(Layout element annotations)
——

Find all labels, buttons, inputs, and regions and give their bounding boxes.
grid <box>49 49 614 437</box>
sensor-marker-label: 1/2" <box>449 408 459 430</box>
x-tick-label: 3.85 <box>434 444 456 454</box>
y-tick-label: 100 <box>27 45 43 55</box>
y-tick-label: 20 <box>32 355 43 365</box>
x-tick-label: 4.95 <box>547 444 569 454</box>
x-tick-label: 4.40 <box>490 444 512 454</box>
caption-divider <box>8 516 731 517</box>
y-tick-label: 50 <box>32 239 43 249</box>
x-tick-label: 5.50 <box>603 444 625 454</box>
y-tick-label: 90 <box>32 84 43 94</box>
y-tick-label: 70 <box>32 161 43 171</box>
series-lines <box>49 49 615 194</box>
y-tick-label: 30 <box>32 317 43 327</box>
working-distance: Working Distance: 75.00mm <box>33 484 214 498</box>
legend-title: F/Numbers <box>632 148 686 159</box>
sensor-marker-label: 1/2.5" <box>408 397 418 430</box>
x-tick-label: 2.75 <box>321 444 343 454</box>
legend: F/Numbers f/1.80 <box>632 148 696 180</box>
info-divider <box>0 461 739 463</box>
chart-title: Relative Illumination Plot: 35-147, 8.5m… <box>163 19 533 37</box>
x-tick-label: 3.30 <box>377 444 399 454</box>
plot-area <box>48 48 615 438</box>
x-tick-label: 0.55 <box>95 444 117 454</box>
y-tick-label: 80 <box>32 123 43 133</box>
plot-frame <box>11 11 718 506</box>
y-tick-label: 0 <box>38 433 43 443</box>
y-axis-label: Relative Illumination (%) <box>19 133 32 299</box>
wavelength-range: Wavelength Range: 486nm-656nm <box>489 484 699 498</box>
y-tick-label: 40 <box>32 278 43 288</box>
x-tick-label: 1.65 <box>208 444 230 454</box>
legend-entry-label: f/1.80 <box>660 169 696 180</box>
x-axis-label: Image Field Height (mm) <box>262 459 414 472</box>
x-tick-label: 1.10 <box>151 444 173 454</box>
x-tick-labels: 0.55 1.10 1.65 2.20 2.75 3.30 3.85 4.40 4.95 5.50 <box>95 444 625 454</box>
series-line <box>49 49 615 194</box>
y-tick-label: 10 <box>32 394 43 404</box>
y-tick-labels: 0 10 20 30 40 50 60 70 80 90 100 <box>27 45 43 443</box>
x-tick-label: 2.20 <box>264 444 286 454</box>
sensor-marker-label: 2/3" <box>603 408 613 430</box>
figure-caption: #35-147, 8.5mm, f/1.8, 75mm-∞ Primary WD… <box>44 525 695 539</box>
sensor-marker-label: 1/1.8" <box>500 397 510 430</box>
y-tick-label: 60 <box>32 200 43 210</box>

——

Reproduce the listing above, switching every occurrence of "sensor-marker-label" to "sensor-size-label" and leaving everything else unchanged.

Find all labels, buttons, inputs, and regions and give their bounding boxes.
grid <box>49 49 614 437</box>
sensor-size-label: 1/2" <box>449 408 459 430</box>
x-tick-label: 3.85 <box>434 444 456 454</box>
y-tick-label: 100 <box>27 45 43 55</box>
y-tick-label: 20 <box>32 355 43 365</box>
x-tick-label: 4.95 <box>547 444 569 454</box>
x-tick-label: 4.40 <box>490 444 512 454</box>
caption-divider <box>8 516 731 517</box>
y-tick-label: 50 <box>32 239 43 249</box>
x-tick-label: 5.50 <box>603 444 625 454</box>
y-tick-label: 90 <box>32 84 43 94</box>
y-tick-label: 70 <box>32 161 43 171</box>
series-lines <box>49 49 615 194</box>
y-tick-label: 30 <box>32 317 43 327</box>
working-distance: Working Distance: 75.00mm <box>33 484 214 498</box>
legend-title: F/Numbers <box>632 148 686 159</box>
sensor-size-label: 1/2.5" <box>408 397 418 430</box>
x-tick-label: 2.75 <box>321 444 343 454</box>
legend: F/Numbers f/1.80 <box>632 148 696 180</box>
info-divider <box>0 461 739 463</box>
chart-title: Relative Illumination Plot: 35-147, 8.5m… <box>163 19 533 37</box>
x-tick-label: 3.30 <box>377 444 399 454</box>
plot-area <box>48 48 615 438</box>
x-tick-label: 0.55 <box>95 444 117 454</box>
y-tick-label: 80 <box>32 123 43 133</box>
plot-frame <box>11 11 718 506</box>
y-tick-label: 0 <box>38 433 43 443</box>
y-axis-label: Relative Illumination (%) <box>19 133 32 299</box>
wavelength-range: Wavelength Range: 486nm-656nm <box>489 484 699 498</box>
y-tick-label: 40 <box>32 278 43 288</box>
x-tick-label: 1.65 <box>208 444 230 454</box>
legend-entry-label: f/1.80 <box>660 169 696 180</box>
x-axis-label: Image Field Height (mm) <box>262 459 414 472</box>
x-tick-label: 1.10 <box>151 444 173 454</box>
x-tick-labels: 0.55 1.10 1.65 2.20 2.75 3.30 3.85 4.40 4.95 5.50 <box>95 444 625 454</box>
series-line <box>49 49 615 194</box>
y-tick-label: 10 <box>32 394 43 404</box>
y-tick-labels: 0 10 20 30 40 50 60 70 80 90 100 <box>27 45 43 443</box>
x-tick-label: 2.20 <box>264 444 286 454</box>
sensor-size-label: 2/3" <box>603 408 613 430</box>
figure-caption: #35-147, 8.5mm, f/1.8, 75mm-∞ Primary WD… <box>44 525 695 539</box>
sensor-size-label: 1/1.8" <box>500 397 510 430</box>
y-tick-label: 60 <box>32 200 43 210</box>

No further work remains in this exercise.